» **Set exercise**
Skip the pictures. Copy all the rest of the records down exactly.

START

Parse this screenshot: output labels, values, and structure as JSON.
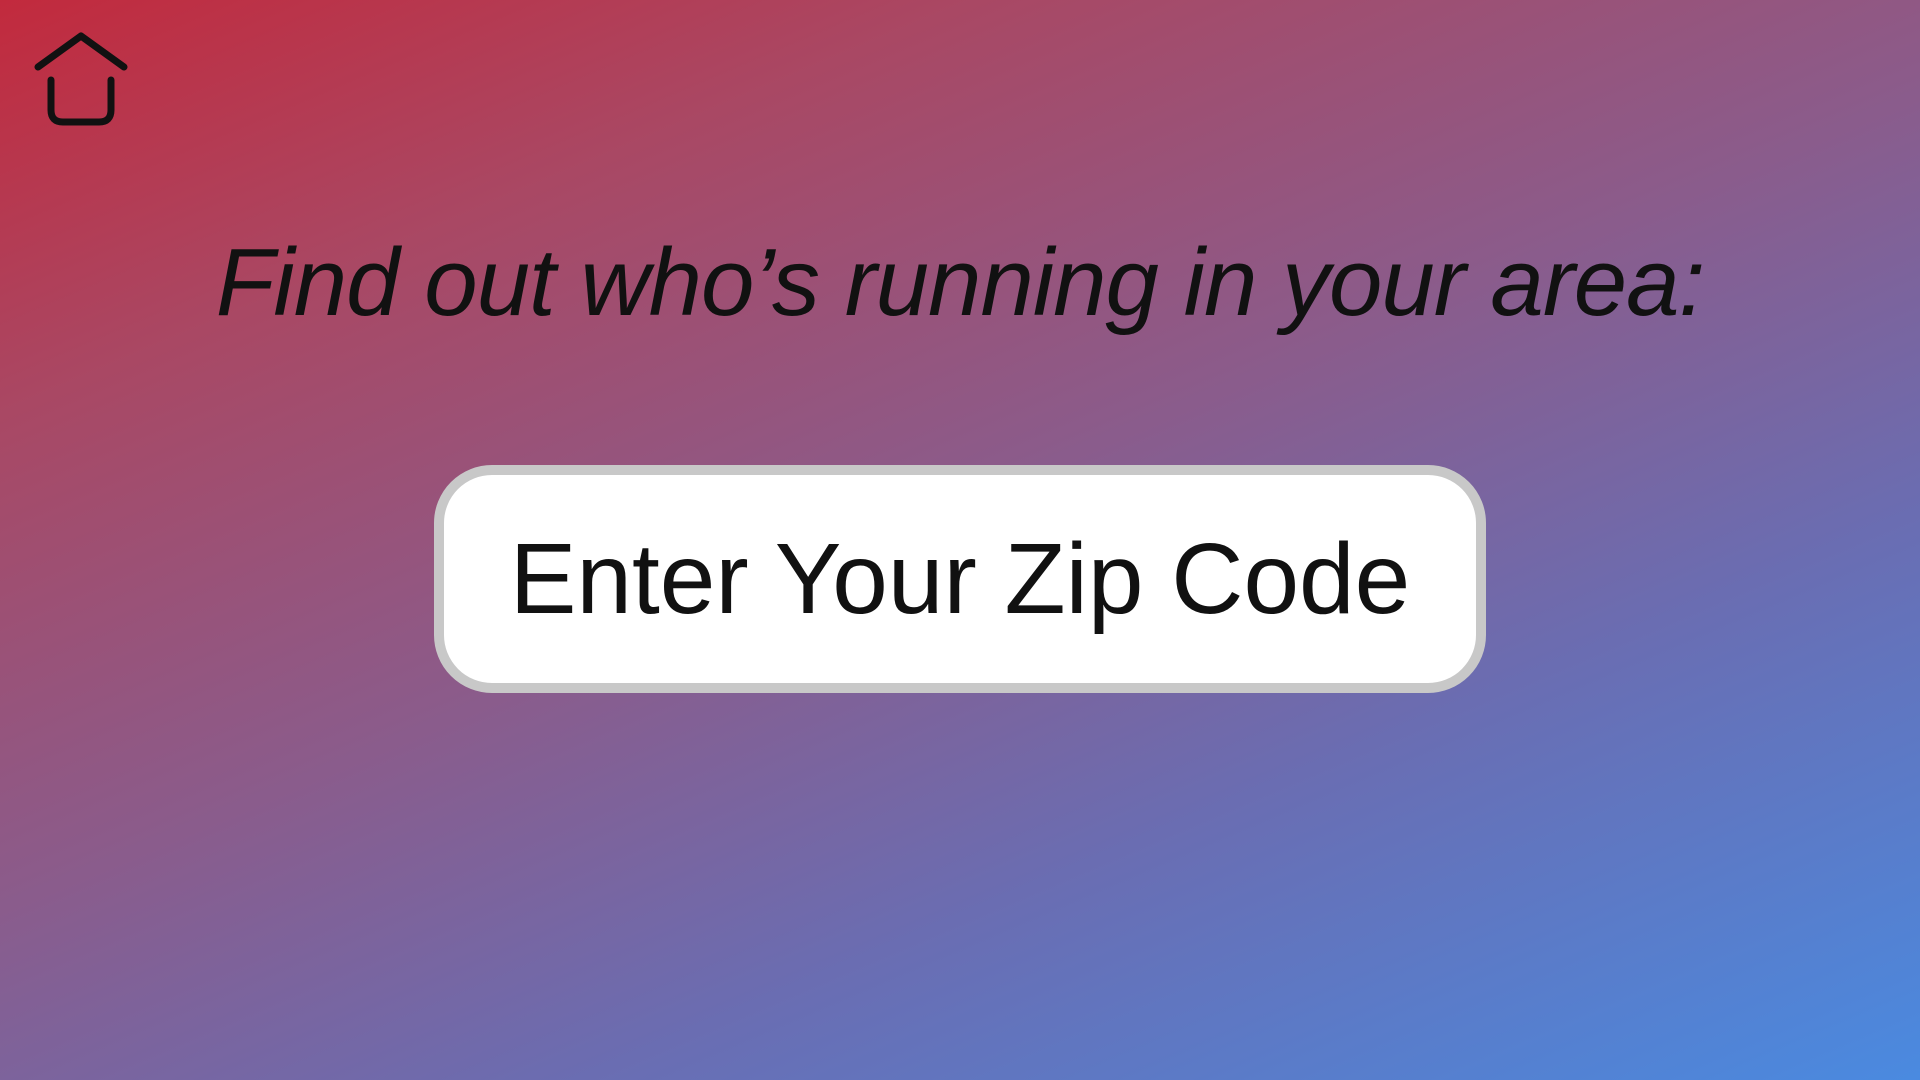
{
  "header": {
    "home_icon": "home-icon"
  },
  "main": {
    "headline": "Find out who’s running in your area:",
    "zip_input": {
      "placeholder": "Enter Your Zip Code",
      "value": ""
    }
  },
  "colors": {
    "gradient_top_right": "#c22a3d",
    "gradient_bottom_left": "#4a8ae0",
    "input_border": "#c8c8c8",
    "text": "#111111"
  }
}
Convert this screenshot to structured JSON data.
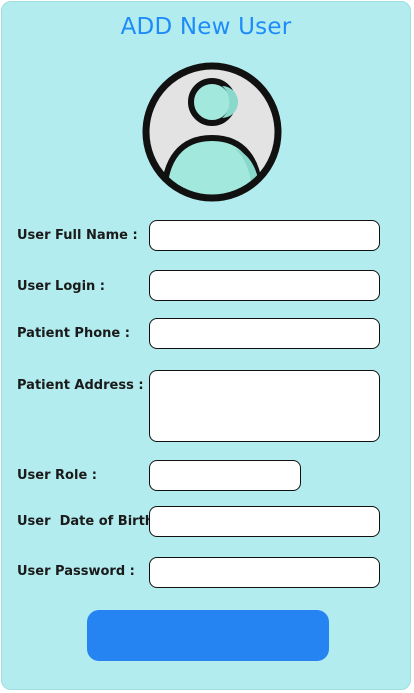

END

» **Written response**
Parse this screenshot: output labels, values, and structure as JSON.
{
  "header": {
    "home_icon": "home-icon"
  },
  "main": {
    "headline": "Find out who’s running in your area:",
    "zip_input": {
      "placeholder": "Enter Your Zip Code",
      "value": ""
    }
  },
  "colors": {
    "gradient_top_right": "#c22a3d",
    "gradient_bottom_left": "#4a8ae0",
    "input_border": "#c8c8c8",
    "text": "#111111"
  }
}
Convert this screenshot to structured JSON data.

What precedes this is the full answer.